**Exercise aim:**
Repeat the records in full and exactly, omitting pictures.

[Data entries]

┌──

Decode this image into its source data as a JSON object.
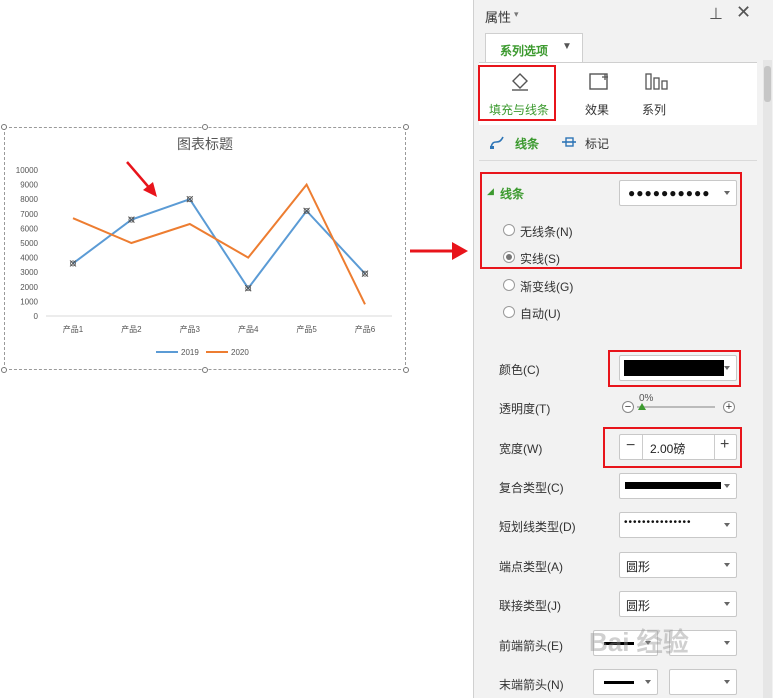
{
  "chart_data": {
    "type": "line",
    "title": "图表标题",
    "categories": [
      "产品1",
      "产品2",
      "产品3",
      "产品4",
      "产品5",
      "产品6"
    ],
    "y_ticks": [
      "10000",
      "9000",
      "8000",
      "7000",
      "6000",
      "5000",
      "4000",
      "3000",
      "2000",
      "1000",
      "0"
    ],
    "ylim": [
      0,
      10000
    ],
    "grid": false,
    "legend": "bottom",
    "series": [
      {
        "name": "2019",
        "color": "#5b9bd5",
        "values": [
          3600,
          6600,
          8000,
          1900,
          7200,
          2900
        ]
      },
      {
        "name": "2020",
        "color": "#ed7d31",
        "values": [
          6700,
          5000,
          6300,
          4000,
          9000,
          800
        ]
      }
    ]
  },
  "panel": {
    "title": "属性",
    "tab": "系列选项",
    "icon_tabs": [
      {
        "label": "填充与线条",
        "icon": "paint-bucket-icon"
      },
      {
        "label": "效果",
        "icon": "effects-icon"
      },
      {
        "label": "系列",
        "icon": "series-bars-icon"
      }
    ],
    "subtabs": [
      {
        "label": "线条",
        "icon": "line-icon"
      },
      {
        "label": "标记",
        "icon": "marker-icon"
      }
    ],
    "section_title": "线条",
    "radio_options": [
      "无线条(N)",
      "实线(S)",
      "渐变线(G)",
      "自动(U)"
    ],
    "selected_radio": "实线(S)",
    "color_label": "颜色(C)",
    "color_value": "#000000",
    "transparency_label": "透明度(T)",
    "transparency_value": "0%",
    "width_label": "宽度(W)",
    "width_value": "2.00磅",
    "compound_label": "复合类型(C)",
    "dash_label": "短划线类型(D)",
    "cap_label": "端点类型(A)",
    "cap_value": "圆形",
    "join_label": "联接类型(J)",
    "join_value": "圆形",
    "begin_arrow_label": "前端箭头(E)",
    "end_arrow_label": "末端箭头(N)",
    "watermark": "Bai 经验"
  },
  "colors": {
    "accent": "#3c9a2f",
    "highlight": "#e8141b"
  }
}
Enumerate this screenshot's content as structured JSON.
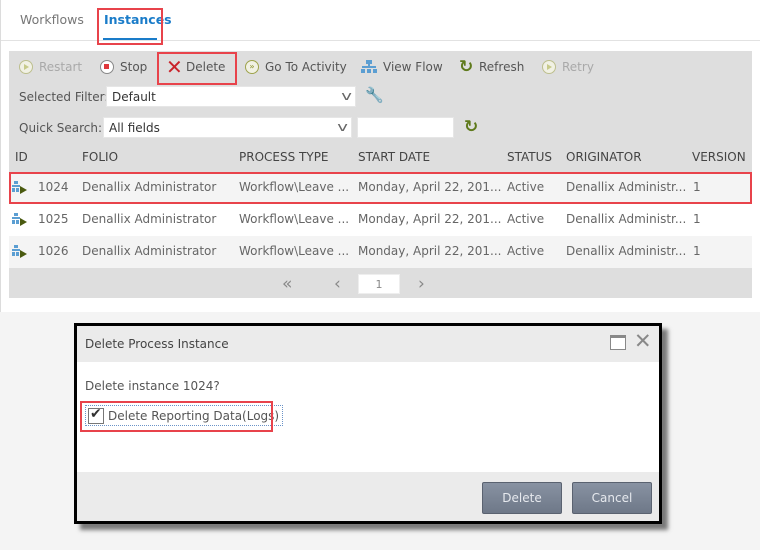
{
  "tabs": [
    {
      "label": "Workflows",
      "active": false
    },
    {
      "label": "Instances",
      "active": true
    }
  ],
  "toolbar": {
    "restart": "Restart",
    "stop": "Stop",
    "delete": "Delete",
    "goto_activity": "Go To Activity",
    "view_flow": "View Flow",
    "refresh": "Refresh",
    "retry": "Retry"
  },
  "filter": {
    "selected_filter_label": "Selected Filter:",
    "selected_filter_value": "Default",
    "quick_search_label": "Quick Search:",
    "quick_search_field": "All fields",
    "quick_search_value": ""
  },
  "grid": {
    "columns": [
      "ID",
      "FOLIO",
      "PROCESS TYPE",
      "START DATE",
      "STATUS",
      "ORIGINATOR",
      "VERSION"
    ],
    "rows": [
      {
        "id": "1024",
        "folio": "Denallix Administrator",
        "process_type": "Workflow\\Leave ...",
        "start_date": "Monday, April 22, 201...",
        "status": "Active",
        "originator": "Denallix Administr...",
        "version": "1",
        "selected": true
      },
      {
        "id": "1025",
        "folio": "Denallix Administrator",
        "process_type": "Workflow\\Leave ...",
        "start_date": "Monday, April 22, 201...",
        "status": "Active",
        "originator": "Denallix Administr...",
        "version": "1",
        "selected": false
      },
      {
        "id": "1026",
        "folio": "Denallix Administrator",
        "process_type": "Workflow\\Leave ...",
        "start_date": "Monday, April 22, 201...",
        "status": "Active",
        "originator": "Denallix Administr...",
        "version": "1",
        "selected": false
      }
    ]
  },
  "pager": {
    "first": "«",
    "prev": "‹",
    "page": "1",
    "next": "›"
  },
  "dialog": {
    "title": "Delete Process Instance",
    "message": "Delete instance 1024?",
    "checkbox_label": "Delete Reporting Data(Logs)",
    "checkbox_checked": true,
    "delete_button": "Delete",
    "cancel_button": "Cancel"
  },
  "colors": {
    "accent": "#1a7cc9",
    "highlight": "#e8434b",
    "delete_icon": "#c9232a"
  }
}
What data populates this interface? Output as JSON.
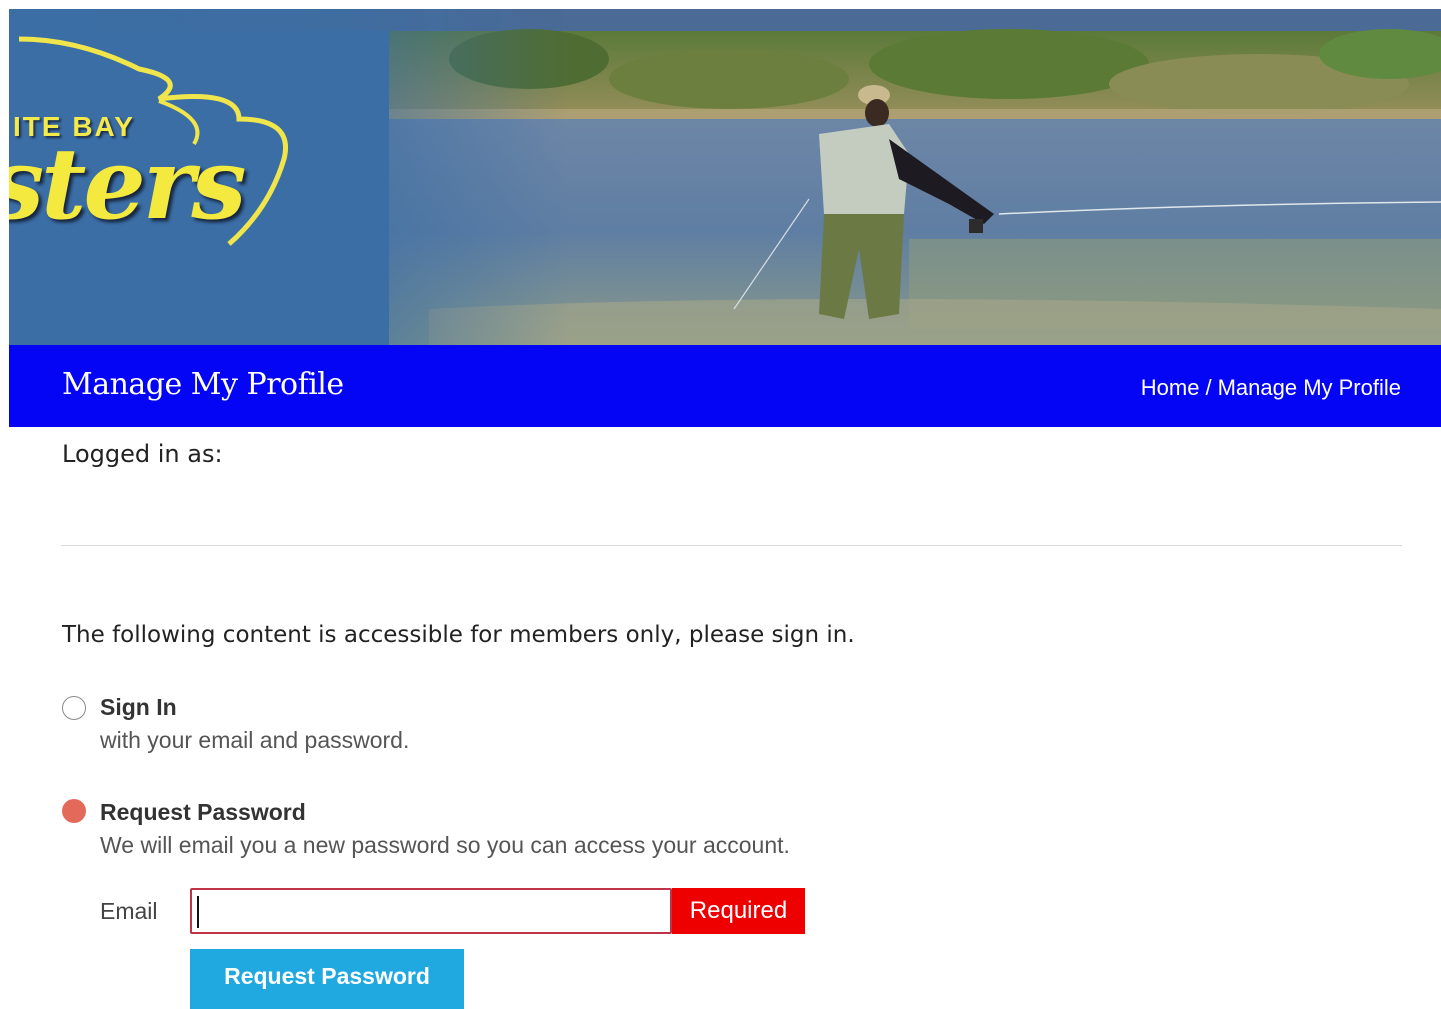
{
  "banner": {
    "logo_line1": "ITE BAY",
    "logo_line2": "sters"
  },
  "title_bar": {
    "title": "Manage My Profile",
    "breadcrumb": {
      "home": "Home",
      "separator": "/",
      "current": "Manage My Profile"
    }
  },
  "account": {
    "logged_in_label": "Logged in as:"
  },
  "members_message": "The following content is accessible for members only, please sign in.",
  "options": {
    "sign_in": {
      "title": "Sign In",
      "description": "with your email and password.",
      "selected": false
    },
    "request_password": {
      "title": "Request Password",
      "description": "We will email you a new password so you can access your account.",
      "selected": true
    }
  },
  "form": {
    "email_label": "Email",
    "email_value": "",
    "required_label": "Required",
    "submit_label": "Request Password"
  },
  "colors": {
    "title_bar": "#0505f5",
    "button": "#20a9e1",
    "required": "#ee0000",
    "radio_selected": "#e3695a"
  }
}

└──

**Written answer:**
Decode this image into its source data as a JSON object.
{
  "chart_data": {
    "type": "line",
    "title": "图表标题",
    "categories": [
      "产品1",
      "产品2",
      "产品3",
      "产品4",
      "产品5",
      "产品6"
    ],
    "y_ticks": [
      "10000",
      "9000",
      "8000",
      "7000",
      "6000",
      "5000",
      "4000",
      "3000",
      "2000",
      "1000",
      "0"
    ],
    "ylim": [
      0,
      10000
    ],
    "grid": false,
    "legend": "bottom",
    "series": [
      {
        "name": "2019",
        "color": "#5b9bd5",
        "values": [
          3600,
          6600,
          8000,
          1900,
          7200,
          2900
        ]
      },
      {
        "name": "2020",
        "color": "#ed7d31",
        "values": [
          6700,
          5000,
          6300,
          4000,
          9000,
          800
        ]
      }
    ]
  },
  "panel": {
    "title": "属性",
    "tab": "系列选项",
    "icon_tabs": [
      {
        "label": "填充与线条",
        "icon": "paint-bucket-icon"
      },
      {
        "label": "效果",
        "icon": "effects-icon"
      },
      {
        "label": "系列",
        "icon": "series-bars-icon"
      }
    ],
    "subtabs": [
      {
        "label": "线条",
        "icon": "line-icon"
      },
      {
        "label": "标记",
        "icon": "marker-icon"
      }
    ],
    "section_title": "线条",
    "radio_options": [
      "无线条(N)",
      "实线(S)",
      "渐变线(G)",
      "自动(U)"
    ],
    "selected_radio": "实线(S)",
    "color_label": "颜色(C)",
    "color_value": "#000000",
    "transparency_label": "透明度(T)",
    "transparency_value": "0%",
    "width_label": "宽度(W)",
    "width_value": "2.00磅",
    "compound_label": "复合类型(C)",
    "dash_label": "短划线类型(D)",
    "cap_label": "端点类型(A)",
    "cap_value": "圆形",
    "join_label": "联接类型(J)",
    "join_value": "圆形",
    "begin_arrow_label": "前端箭头(E)",
    "end_arrow_label": "末端箭头(N)",
    "watermark": "Bai 经验"
  },
  "colors": {
    "accent": "#3c9a2f",
    "highlight": "#e8141b"
  }
}
Enumerate this screenshot's content as structured JSON.
{
  "tabs": [
    {
      "label": "Workflows",
      "active": false
    },
    {
      "label": "Instances",
      "active": true
    }
  ],
  "toolbar": {
    "restart": "Restart",
    "stop": "Stop",
    "delete": "Delete",
    "goto_activity": "Go To Activity",
    "view_flow": "View Flow",
    "refresh": "Refresh",
    "retry": "Retry"
  },
  "filter": {
    "selected_filter_label": "Selected Filter:",
    "selected_filter_value": "Default",
    "quick_search_label": "Quick Search:",
    "quick_search_field": "All fields",
    "quick_search_value": ""
  },
  "grid": {
    "columns": [
      "ID",
      "FOLIO",
      "PROCESS TYPE",
      "START DATE",
      "STATUS",
      "ORIGINATOR",
      "VERSION"
    ],
    "rows": [
      {
        "id": "1024",
        "folio": "Denallix Administrator",
        "process_type": "Workflow\\Leave ...",
        "start_date": "Monday, April 22, 201...",
        "status": "Active",
        "originator": "Denallix Administr...",
        "version": "1",
        "selected": true
      },
      {
        "id": "1025",
        "folio": "Denallix Administrator",
        "process_type": "Workflow\\Leave ...",
        "start_date": "Monday, April 22, 201...",
        "status": "Active",
        "originator": "Denallix Administr...",
        "version": "1",
        "selected": false
      },
      {
        "id": "1026",
        "folio": "Denallix Administrator",
        "process_type": "Workflow\\Leave ...",
        "start_date": "Monday, April 22, 201...",
        "status": "Active",
        "originator": "Denallix Administr...",
        "version": "1",
        "selected": false
      }
    ]
  },
  "pager": {
    "first": "«",
    "prev": "‹",
    "page": "1",
    "next": "›"
  },
  "dialog": {
    "title": "Delete Process Instance",
    "message": "Delete instance 1024?",
    "checkbox_label": "Delete Reporting Data(Logs)",
    "checkbox_checked": true,
    "delete_button": "Delete",
    "cancel_button": "Cancel"
  },
  "colors": {
    "accent": "#1a7cc9",
    "highlight": "#e8434b",
    "delete_icon": "#c9232a"
  }
}
What data populates this interface? Output as JSON.
{
  "banner": {
    "logo_line1": "ITE BAY",
    "logo_line2": "sters"
  },
  "title_bar": {
    "title": "Manage My Profile",
    "breadcrumb": {
      "home": "Home",
      "separator": "/",
      "current": "Manage My Profile"
    }
  },
  "account": {
    "logged_in_label": "Logged in as:"
  },
  "members_message": "The following content is accessible for members only, please sign in.",
  "options": {
    "sign_in": {
      "title": "Sign In",
      "description": "with your email and password.",
      "selected": false
    },
    "request_password": {
      "title": "Request Password",
      "description": "We will email you a new password so you can access your account.",
      "selected": true
    }
  },
  "form": {
    "email_label": "Email",
    "email_value": "",
    "required_label": "Required",
    "submit_label": "Request Password"
  },
  "colors": {
    "title_bar": "#0505f5",
    "button": "#20a9e1",
    "required": "#ee0000",
    "radio_selected": "#e3695a"
  }
}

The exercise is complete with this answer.